WORK TO COMPLETE
Work out the number of lines in the records that include the word "vanity"; reply with that number alone.

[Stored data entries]
- - - -
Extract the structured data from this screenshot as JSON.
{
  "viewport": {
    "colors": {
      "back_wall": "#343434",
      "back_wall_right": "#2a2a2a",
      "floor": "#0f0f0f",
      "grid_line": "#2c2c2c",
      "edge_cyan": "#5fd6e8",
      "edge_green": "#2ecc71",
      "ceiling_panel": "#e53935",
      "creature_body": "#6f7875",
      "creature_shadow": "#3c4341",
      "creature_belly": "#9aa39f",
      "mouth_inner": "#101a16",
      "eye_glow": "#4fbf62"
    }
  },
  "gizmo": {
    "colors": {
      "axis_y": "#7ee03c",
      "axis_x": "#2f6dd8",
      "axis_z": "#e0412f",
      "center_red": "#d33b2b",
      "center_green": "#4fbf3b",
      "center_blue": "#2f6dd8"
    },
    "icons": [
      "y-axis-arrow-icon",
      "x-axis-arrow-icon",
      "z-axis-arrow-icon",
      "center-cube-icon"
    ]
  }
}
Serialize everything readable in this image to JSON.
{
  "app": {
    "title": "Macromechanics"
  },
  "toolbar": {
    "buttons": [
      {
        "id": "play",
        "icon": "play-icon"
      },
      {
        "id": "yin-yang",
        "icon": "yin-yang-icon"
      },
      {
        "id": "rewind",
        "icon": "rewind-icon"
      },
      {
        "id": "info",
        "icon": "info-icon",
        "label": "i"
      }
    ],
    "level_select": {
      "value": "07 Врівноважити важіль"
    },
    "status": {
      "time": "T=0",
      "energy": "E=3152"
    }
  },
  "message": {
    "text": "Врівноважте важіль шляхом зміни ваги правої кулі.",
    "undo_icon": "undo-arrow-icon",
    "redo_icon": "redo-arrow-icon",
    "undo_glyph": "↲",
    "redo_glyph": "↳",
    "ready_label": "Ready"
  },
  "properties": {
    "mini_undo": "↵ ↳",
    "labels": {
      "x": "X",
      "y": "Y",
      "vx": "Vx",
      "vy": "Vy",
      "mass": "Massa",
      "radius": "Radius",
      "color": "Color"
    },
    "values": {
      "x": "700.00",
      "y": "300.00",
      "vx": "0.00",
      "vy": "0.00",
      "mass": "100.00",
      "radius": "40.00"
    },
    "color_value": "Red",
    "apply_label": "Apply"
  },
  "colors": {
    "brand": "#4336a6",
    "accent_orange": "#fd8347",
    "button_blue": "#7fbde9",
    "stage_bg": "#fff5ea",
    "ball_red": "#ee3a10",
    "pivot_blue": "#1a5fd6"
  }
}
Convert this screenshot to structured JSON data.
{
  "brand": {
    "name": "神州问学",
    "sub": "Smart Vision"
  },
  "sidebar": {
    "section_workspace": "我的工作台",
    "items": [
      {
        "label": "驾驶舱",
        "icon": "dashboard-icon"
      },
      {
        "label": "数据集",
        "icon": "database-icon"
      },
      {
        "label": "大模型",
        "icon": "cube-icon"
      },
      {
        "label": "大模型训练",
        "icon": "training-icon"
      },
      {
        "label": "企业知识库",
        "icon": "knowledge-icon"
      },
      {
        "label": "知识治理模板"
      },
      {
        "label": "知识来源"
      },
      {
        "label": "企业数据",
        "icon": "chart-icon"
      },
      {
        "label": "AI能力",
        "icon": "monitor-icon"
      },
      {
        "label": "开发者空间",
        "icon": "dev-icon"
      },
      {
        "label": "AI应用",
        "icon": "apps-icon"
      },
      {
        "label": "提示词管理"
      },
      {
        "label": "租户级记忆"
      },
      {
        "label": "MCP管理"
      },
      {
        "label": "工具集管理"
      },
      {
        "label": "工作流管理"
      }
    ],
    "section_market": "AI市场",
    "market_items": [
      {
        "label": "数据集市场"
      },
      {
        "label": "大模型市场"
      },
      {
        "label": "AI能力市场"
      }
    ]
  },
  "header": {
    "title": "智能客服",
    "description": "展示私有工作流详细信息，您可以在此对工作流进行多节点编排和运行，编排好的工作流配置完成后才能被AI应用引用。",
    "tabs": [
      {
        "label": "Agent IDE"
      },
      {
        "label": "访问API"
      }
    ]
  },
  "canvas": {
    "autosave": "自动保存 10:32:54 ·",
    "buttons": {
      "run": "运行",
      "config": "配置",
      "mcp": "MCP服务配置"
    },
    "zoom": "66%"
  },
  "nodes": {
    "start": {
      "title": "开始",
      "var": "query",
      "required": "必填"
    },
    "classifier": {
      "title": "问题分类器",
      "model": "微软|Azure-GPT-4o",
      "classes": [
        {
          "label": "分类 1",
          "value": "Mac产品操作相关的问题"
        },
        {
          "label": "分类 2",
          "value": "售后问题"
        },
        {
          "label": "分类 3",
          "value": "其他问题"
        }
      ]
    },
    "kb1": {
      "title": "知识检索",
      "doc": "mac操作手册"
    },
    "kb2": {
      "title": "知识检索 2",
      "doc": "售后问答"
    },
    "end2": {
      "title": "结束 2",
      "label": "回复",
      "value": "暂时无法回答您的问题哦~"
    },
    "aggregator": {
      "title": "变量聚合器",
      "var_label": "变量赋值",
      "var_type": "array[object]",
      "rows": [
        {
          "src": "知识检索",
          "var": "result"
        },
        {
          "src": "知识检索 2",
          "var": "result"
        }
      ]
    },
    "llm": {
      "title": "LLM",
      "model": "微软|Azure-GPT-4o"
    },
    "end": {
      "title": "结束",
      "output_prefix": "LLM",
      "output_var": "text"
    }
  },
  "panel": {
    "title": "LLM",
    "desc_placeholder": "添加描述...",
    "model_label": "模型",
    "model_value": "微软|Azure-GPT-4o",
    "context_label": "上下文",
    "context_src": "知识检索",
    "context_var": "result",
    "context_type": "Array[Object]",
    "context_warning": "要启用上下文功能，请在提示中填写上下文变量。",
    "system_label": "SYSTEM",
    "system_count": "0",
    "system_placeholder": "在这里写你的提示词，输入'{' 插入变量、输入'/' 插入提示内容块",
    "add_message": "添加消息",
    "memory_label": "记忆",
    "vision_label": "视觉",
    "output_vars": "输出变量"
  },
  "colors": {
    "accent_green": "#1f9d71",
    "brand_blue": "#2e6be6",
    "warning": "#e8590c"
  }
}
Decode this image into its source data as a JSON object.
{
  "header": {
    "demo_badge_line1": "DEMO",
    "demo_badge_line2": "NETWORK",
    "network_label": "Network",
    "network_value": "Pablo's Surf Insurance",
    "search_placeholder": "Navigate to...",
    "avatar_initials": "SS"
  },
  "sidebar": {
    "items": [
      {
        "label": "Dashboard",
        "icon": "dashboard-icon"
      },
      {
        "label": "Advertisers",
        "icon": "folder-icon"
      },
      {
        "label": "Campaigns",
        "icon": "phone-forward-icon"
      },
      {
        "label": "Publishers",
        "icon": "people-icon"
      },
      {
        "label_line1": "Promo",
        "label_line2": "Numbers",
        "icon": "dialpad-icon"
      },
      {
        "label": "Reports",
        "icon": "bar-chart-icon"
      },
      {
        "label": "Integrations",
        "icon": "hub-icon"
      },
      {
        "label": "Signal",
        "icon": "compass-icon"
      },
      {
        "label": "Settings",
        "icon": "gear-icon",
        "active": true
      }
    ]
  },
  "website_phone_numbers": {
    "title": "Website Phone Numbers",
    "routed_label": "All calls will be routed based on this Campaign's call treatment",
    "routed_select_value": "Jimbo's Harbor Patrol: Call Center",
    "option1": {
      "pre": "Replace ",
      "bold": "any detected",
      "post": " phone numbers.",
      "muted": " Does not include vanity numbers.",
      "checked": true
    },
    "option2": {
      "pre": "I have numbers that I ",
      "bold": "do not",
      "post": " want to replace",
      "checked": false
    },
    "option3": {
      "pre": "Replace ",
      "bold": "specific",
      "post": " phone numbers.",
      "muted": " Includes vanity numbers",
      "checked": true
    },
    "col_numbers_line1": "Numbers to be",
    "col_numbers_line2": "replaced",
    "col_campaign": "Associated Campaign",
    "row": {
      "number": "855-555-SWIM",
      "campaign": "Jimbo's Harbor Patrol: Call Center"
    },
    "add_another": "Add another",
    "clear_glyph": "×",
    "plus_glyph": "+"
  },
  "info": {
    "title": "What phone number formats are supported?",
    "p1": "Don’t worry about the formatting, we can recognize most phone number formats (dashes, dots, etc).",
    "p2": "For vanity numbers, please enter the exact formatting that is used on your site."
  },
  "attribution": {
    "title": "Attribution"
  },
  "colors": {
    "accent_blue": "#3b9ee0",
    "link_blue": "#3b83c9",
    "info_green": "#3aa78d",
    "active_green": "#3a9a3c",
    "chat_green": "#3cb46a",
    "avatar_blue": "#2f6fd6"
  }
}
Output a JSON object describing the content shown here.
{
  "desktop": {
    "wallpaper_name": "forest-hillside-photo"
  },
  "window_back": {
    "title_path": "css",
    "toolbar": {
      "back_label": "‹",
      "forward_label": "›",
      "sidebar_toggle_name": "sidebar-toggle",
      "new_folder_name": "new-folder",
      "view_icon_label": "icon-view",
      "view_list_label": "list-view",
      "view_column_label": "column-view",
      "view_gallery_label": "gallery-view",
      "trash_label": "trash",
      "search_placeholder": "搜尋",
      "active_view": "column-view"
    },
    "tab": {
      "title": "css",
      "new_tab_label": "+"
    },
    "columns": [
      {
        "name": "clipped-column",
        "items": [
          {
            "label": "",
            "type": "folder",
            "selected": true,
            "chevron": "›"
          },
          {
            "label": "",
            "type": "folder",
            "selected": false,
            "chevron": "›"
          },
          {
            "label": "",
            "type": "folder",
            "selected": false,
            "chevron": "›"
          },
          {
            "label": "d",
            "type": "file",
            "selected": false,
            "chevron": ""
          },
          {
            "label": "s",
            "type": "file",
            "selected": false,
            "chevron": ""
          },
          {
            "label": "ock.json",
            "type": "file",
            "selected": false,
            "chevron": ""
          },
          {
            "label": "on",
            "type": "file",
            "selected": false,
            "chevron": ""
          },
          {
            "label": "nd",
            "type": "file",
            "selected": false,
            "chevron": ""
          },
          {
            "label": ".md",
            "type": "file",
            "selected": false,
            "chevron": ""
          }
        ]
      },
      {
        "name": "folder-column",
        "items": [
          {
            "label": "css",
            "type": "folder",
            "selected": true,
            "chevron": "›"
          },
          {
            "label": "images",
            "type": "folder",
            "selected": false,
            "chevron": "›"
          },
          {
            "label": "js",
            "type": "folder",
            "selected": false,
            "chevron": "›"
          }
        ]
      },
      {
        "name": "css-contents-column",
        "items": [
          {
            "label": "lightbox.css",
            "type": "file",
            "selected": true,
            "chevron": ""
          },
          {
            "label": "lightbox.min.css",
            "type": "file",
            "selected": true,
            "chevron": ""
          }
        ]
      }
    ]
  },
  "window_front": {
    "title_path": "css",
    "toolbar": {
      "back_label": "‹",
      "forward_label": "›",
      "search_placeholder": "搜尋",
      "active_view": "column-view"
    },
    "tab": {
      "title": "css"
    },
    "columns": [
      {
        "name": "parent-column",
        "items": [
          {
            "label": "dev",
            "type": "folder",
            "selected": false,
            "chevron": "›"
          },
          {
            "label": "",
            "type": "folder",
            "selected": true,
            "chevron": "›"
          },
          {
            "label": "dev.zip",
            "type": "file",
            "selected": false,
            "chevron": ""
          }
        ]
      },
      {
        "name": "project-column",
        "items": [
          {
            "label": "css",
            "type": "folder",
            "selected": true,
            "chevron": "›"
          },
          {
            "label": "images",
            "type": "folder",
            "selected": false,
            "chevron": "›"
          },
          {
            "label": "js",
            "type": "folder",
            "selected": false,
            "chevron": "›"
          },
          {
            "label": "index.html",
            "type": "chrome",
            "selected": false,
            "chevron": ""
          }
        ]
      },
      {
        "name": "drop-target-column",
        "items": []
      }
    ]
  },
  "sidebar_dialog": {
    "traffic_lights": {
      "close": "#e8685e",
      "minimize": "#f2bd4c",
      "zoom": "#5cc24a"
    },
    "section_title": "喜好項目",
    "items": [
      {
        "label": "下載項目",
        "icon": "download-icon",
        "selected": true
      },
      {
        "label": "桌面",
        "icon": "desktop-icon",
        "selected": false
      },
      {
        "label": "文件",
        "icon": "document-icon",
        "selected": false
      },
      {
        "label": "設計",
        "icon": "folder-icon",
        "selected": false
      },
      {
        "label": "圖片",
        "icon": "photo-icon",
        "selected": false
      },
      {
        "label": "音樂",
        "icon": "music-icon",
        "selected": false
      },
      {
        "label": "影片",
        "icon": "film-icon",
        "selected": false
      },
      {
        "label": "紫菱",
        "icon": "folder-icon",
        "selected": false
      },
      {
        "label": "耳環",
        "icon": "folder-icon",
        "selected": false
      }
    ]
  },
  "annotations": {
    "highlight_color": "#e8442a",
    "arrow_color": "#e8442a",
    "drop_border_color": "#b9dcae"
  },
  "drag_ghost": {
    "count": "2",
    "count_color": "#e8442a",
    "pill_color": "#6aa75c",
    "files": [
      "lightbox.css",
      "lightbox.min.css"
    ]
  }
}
- - - -
EXERCISE RESPONSE
3